### EXERCISES
1. Condense the paragraph beginning "In summary, we now have" from the post on specifying `Set` into a short bulleted list that keeps its main facts.
2. From the post on specifying `Set`, print the passage between "This actually means" and "the semantic function.", inclusive, without changing a word.
3. Proceed with the post on denotational specification of `Set`, writing on from its final sentence.

==== SOURCE TEXT

This actually means that our denotational specification subsumes the axiomatic specification that we were reaching for at the beginning of the post.

Now, there’s an interesting remark to make here. Our axiomatic system had axioms
that all began with an accessor. The accessors’ denotations
only have `toList`

on the right-hand side, removing the need for injectivity
of the semantic function.
For instance, `member (insert s x) x = elem x (toList (insert s x))`

which simplifies to `elem x (nub (x:toList s))`

which is clearly `True`

.
The injectivity of the semantic function is only needed
for equalities between sets like the one in the proof above.

### Denotational Homomorphic Testing

In summary, we now have an equivalent way to give a specification of `Set`

in
terms of laws that we can property test. Namely, we could property test all the
laws that define the semantic function, like `toList empty = []`

, and
the accessors axioms, like `member x s = elem x (toList s)`

, and this would
test that our implementation of `Set`

met our specification. And to boot,
unlike before, we’d only write one property for each constructor, accessor or
modifier. If we had $m$ accessors and $n$ constructors and modifiers, we’d need
to test about $m+n$ laws.

========
==== DATASET CONTENT

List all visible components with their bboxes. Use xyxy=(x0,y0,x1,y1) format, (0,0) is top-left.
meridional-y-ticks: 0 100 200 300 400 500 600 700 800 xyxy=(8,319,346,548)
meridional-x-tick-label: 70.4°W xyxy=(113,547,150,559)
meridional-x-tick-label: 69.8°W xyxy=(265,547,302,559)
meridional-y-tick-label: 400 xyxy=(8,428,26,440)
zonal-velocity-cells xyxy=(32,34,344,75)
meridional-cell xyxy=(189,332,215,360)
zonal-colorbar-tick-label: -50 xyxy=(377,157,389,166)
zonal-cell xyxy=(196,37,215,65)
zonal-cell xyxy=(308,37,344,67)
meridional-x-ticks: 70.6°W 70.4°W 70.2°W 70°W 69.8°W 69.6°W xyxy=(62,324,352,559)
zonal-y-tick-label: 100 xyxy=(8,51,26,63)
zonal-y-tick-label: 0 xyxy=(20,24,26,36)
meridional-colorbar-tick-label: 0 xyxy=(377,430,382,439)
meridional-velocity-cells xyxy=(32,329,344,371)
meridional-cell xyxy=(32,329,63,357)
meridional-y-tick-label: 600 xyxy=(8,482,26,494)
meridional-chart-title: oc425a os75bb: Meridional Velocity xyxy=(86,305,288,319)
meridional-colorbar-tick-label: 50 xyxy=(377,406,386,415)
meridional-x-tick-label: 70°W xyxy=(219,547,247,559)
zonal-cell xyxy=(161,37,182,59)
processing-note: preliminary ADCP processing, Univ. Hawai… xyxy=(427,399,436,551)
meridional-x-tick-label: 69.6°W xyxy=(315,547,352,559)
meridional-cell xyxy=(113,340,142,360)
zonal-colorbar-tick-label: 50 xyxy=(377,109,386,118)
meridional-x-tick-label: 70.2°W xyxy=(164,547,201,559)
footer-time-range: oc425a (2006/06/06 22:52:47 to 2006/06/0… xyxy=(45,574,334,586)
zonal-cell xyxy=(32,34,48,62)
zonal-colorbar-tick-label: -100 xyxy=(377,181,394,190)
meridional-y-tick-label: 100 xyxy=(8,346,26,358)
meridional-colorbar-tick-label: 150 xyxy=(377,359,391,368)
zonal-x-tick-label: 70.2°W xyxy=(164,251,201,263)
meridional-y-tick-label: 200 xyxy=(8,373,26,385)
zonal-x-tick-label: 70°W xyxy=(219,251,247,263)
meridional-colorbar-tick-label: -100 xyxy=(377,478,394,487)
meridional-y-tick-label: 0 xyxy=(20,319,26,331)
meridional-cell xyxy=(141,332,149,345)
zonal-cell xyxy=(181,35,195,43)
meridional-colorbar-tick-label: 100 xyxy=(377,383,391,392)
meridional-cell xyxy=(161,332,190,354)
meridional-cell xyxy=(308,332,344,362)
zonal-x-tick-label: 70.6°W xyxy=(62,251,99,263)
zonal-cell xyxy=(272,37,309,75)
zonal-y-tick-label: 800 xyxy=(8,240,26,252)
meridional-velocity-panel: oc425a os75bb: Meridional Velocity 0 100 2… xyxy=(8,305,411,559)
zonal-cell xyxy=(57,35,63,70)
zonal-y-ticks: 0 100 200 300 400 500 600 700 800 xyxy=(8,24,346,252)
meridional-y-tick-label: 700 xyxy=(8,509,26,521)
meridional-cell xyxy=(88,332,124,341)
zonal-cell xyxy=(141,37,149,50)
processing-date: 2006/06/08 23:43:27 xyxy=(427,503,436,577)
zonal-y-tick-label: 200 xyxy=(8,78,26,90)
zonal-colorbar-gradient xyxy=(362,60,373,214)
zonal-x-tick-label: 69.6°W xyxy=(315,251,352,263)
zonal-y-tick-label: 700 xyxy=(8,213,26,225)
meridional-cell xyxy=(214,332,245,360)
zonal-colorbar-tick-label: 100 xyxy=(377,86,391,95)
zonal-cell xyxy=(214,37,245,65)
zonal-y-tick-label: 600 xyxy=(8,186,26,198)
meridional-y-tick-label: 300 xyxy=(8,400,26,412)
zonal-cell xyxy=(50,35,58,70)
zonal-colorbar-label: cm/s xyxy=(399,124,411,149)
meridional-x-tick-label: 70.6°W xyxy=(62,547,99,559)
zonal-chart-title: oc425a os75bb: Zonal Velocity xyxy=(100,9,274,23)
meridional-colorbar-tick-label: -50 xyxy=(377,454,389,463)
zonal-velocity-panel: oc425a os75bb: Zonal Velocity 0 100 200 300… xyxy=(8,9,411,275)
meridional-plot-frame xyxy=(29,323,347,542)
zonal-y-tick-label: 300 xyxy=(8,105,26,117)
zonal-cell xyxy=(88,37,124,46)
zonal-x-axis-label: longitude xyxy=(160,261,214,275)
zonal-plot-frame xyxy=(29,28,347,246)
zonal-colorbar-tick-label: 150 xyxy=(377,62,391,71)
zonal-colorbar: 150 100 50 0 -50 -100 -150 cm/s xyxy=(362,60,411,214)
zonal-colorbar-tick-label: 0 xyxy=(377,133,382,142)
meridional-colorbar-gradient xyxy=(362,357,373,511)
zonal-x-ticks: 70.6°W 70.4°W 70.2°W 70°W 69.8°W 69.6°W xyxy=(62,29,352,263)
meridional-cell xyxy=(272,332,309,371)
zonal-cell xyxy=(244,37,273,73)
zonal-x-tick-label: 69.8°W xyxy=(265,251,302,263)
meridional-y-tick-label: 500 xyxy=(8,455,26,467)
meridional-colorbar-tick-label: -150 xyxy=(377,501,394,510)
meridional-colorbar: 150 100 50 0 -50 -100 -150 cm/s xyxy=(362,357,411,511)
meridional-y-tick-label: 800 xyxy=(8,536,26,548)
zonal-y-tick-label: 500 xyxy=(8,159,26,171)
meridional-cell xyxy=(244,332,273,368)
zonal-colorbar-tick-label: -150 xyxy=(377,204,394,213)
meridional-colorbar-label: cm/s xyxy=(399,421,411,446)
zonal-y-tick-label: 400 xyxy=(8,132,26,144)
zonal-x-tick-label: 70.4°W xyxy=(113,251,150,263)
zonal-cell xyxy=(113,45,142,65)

========

### ANSWERS TO THE EXERCISES
1.
- This gives an equivalent specification of `Set` as laws that can be property tested.
- The laws to test are those defining the semantic function (e.g., `toList empty = []`) and the accessor axioms (e.g., `member x s = elem x (toList s)`).
- Passing them shows the `Set` implementation meets the specification.
- Only one property is needed per constructor, accessor, or modifier.
- With $m$ accessors and $n$ constructors and modifiers, about $m+n$ laws need testing.

2.
This actually means that our denotational specification subsumes the axiomatic specification that we were reaching for at the beginning of the post.

Now, there’s an interesting remark to make here. Our axiomatic system had axioms
that all began with an accessor. The accessors’ denotations
only have `toList`

on the right-hand side, removing the need for injectivity
of the semantic function.

3.
Stated abstractly, we have the following technique. Provide a specification (à
la *denotational semantics*) of a data structure `D`

by modeling it by
another simpler data structure `T`

. The model consists of a semantic function
`sem :: D -> T`

and axioms that correspond constructors on `D`

to
constructors of `T`

and accessors on `D`

to accessors on
`T`

, e.g. `acc someD = acc' (sem someD)`

. Now, test the specification by
property testing each of the `sem`

axioms. These
axioms *look like homomorphisms* in that operations on `D`

s are recursively
translated to related operations on `T`

s, which preserves some semblance of
structure (more on this below). If our property testing goes well, we have a
strong way to test the implementation of `D`

.

## Related Work

It’s critical that I note that providing and testing a specification for data
structures is not at all a novel problem. It has been well studied in a variety
of contexts. Two of the most relevant approaches to this technique are in Conal
Elliot’s paper *Denotational design with type class morphisms* and the
textbook *Algebra Driven Design*.

In Elliot’s paper, he outlines a design principle: provide denotational semantics
to data structures such that the semantic function is a homomorphism over any
type classes shared by the data structure at hand and the one mapped to.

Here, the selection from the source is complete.